--- DATA FOR THE TASK ---

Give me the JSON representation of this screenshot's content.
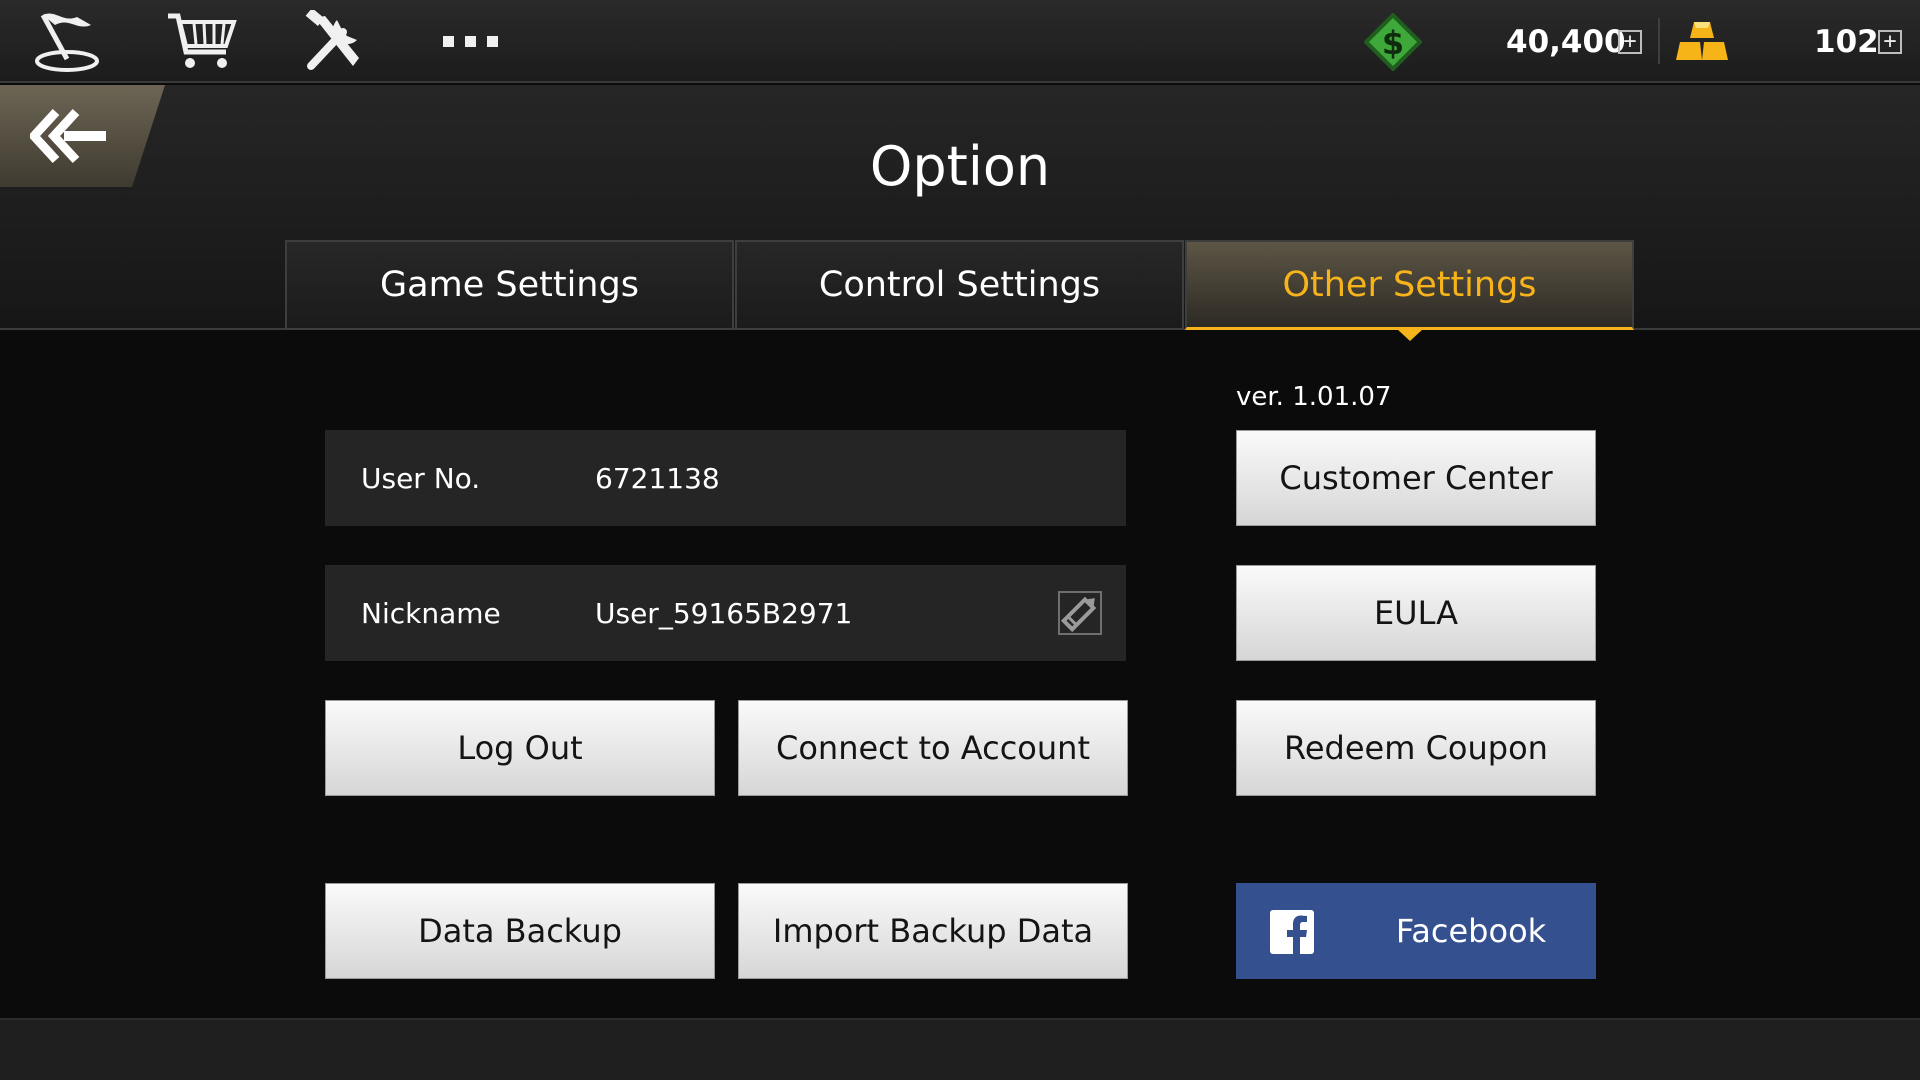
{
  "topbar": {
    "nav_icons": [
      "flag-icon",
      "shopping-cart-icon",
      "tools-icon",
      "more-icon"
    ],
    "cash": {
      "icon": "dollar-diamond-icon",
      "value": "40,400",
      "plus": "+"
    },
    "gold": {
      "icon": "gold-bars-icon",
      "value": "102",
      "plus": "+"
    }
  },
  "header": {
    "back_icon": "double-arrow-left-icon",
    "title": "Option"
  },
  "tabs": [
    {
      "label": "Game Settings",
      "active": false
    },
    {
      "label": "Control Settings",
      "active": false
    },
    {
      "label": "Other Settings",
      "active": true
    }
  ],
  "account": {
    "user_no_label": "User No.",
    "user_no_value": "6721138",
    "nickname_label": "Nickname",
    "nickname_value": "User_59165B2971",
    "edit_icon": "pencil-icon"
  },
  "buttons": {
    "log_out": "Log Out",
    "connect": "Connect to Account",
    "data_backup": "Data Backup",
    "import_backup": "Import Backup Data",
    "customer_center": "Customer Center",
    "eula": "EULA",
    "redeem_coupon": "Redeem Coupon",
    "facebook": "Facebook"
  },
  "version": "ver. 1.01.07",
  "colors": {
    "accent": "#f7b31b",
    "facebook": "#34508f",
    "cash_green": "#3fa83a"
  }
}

---

Pictures in the data above should not be copied; transcribe everything else exactly.

» **RESULT BELOW**:
Give me the JSON representation of this screenshot's content.
{
  "topbar": {
    "nav_icons": [
      "flag-icon",
      "shopping-cart-icon",
      "tools-icon",
      "more-icon"
    ],
    "cash": {
      "icon": "dollar-diamond-icon",
      "value": "40,400",
      "plus": "+"
    },
    "gold": {
      "icon": "gold-bars-icon",
      "value": "102",
      "plus": "+"
    }
  },
  "header": {
    "back_icon": "double-arrow-left-icon",
    "title": "Option"
  },
  "tabs": [
    {
      "label": "Game Settings",
      "active": false
    },
    {
      "label": "Control Settings",
      "active": false
    },
    {
      "label": "Other Settings",
      "active": true
    }
  ],
  "account": {
    "user_no_label": "User No.",
    "user_no_value": "6721138",
    "nickname_label": "Nickname",
    "nickname_value": "User_59165B2971",
    "edit_icon": "pencil-icon"
  },
  "buttons": {
    "log_out": "Log Out",
    "connect": "Connect to Account",
    "data_backup": "Data Backup",
    "import_backup": "Import Backup Data",
    "customer_center": "Customer Center",
    "eula": "EULA",
    "redeem_coupon": "Redeem Coupon",
    "facebook": "Facebook"
  },
  "version": "ver. 1.01.07",
  "colors": {
    "accent": "#f7b31b",
    "facebook": "#34508f",
    "cash_green": "#3fa83a"
  }
}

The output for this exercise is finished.